### WORK TO BE COMPLETED
Everything from the line with "What text is on this page?" to the end of the data should be restated word for word, and nothing before it.
═══ RECORDS
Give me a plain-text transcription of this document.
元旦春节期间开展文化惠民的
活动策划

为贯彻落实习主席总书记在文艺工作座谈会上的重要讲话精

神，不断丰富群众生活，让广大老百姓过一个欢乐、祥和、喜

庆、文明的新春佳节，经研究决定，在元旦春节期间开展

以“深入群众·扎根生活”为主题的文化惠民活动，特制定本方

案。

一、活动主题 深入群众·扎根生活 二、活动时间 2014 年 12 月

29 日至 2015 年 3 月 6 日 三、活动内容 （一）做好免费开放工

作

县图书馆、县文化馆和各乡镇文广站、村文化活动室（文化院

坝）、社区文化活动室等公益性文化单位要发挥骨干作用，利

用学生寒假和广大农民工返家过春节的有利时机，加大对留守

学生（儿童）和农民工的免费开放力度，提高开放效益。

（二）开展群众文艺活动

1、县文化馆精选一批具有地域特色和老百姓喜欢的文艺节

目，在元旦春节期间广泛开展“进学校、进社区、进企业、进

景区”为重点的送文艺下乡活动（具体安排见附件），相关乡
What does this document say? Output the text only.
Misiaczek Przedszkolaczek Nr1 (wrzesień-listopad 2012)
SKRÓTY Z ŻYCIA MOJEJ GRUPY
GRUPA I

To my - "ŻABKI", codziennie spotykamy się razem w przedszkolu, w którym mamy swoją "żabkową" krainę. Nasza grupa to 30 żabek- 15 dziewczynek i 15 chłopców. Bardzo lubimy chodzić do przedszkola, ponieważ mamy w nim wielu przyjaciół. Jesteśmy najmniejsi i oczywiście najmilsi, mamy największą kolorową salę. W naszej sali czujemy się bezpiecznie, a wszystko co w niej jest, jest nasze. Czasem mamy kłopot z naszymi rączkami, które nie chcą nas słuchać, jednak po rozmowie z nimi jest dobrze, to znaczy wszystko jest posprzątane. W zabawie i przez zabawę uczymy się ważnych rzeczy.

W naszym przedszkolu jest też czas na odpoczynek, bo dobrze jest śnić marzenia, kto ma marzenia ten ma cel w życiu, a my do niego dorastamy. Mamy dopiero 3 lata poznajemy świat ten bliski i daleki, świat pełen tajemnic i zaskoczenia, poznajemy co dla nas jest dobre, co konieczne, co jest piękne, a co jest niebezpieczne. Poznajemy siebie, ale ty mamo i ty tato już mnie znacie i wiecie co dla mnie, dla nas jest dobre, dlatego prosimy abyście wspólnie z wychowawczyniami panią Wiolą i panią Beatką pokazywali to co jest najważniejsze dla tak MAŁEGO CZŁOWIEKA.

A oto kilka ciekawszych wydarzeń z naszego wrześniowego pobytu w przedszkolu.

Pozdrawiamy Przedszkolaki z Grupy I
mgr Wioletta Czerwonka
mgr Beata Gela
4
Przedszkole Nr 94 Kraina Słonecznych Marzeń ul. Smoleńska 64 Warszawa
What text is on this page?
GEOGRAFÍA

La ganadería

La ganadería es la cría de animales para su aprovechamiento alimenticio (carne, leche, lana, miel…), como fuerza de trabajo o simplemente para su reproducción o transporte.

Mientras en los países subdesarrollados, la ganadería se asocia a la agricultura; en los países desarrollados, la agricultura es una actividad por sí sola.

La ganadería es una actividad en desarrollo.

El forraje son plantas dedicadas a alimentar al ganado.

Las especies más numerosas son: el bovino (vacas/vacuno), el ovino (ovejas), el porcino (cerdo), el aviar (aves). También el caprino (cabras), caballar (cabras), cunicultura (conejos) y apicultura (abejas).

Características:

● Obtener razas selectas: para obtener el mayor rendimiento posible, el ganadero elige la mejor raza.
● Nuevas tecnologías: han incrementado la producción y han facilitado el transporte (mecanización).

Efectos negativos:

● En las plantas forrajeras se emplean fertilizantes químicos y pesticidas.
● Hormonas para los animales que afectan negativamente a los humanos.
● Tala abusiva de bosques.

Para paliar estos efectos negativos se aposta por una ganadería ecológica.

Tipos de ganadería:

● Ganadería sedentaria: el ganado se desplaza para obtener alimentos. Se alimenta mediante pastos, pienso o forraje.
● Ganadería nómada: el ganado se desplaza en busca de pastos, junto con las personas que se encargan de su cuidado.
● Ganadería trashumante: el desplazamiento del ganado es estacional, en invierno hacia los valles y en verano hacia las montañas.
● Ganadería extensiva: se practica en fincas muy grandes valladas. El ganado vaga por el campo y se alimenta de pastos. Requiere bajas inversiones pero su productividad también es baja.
══════
### ANSWER IN FULL
What text is on this page?
GEOGRAFÍA

La ganadería

La ganadería es la cría de animales para su aprovechamiento alimenticio (carne, leche, lana, miel…), como fuerza de trabajo o simplemente para su reproducción o transporte.

Mientras en los países subdesarrollados, la ganadería se asocia a la agricultura; en los países desarrollados, la agricultura es una actividad por sí sola.

La ganadería es una actividad en desarrollo.

El forraje son plantas dedicadas a alimentar al ganado.

Las especies más numerosas son: el bovino (vacas/vacuno), el ovino (ovejas), el porcino (cerdo), el aviar (aves). También el caprino (cabras), caballar (cabras), cunicultura (conejos) y apicultura (abejas).

Características:

● Obtener razas selectas: para obtener el mayor rendimiento posible, el ganadero elige la mejor raza.
● Nuevas tecnologías: han incrementado la producción y han facilitado el transporte (mecanización).

Efectos negativos:

● En las plantas forrajeras se emplean fertilizantes químicos y pesticidas.
● Hormonas para los animales que afectan negativamente a los humanos.
● Tala abusiva de bosques.

Para paliar estos efectos negativos se aposta por una ganadería ecológica.

Tipos de ganadería:

● Ganadería sedentaria: el ganado se desplaza para obtener alimentos. Se alimenta mediante pastos, pienso o forraje.
● Ganadería nómada: el ganado se desplaza en busca de pastos, junto con las personas que se encargan de su cuidado.
● Ganadería trashumante: el desplazamiento del ganado es estacional, en invierno hacia los valles y en verano hacia las montañas.
● Ganadería extensiva: se practica en fincas muy grandes valladas. El ganado vaga por el campo y se alimenta de pastos. Requiere bajas inversiones pero su productividad también es baja.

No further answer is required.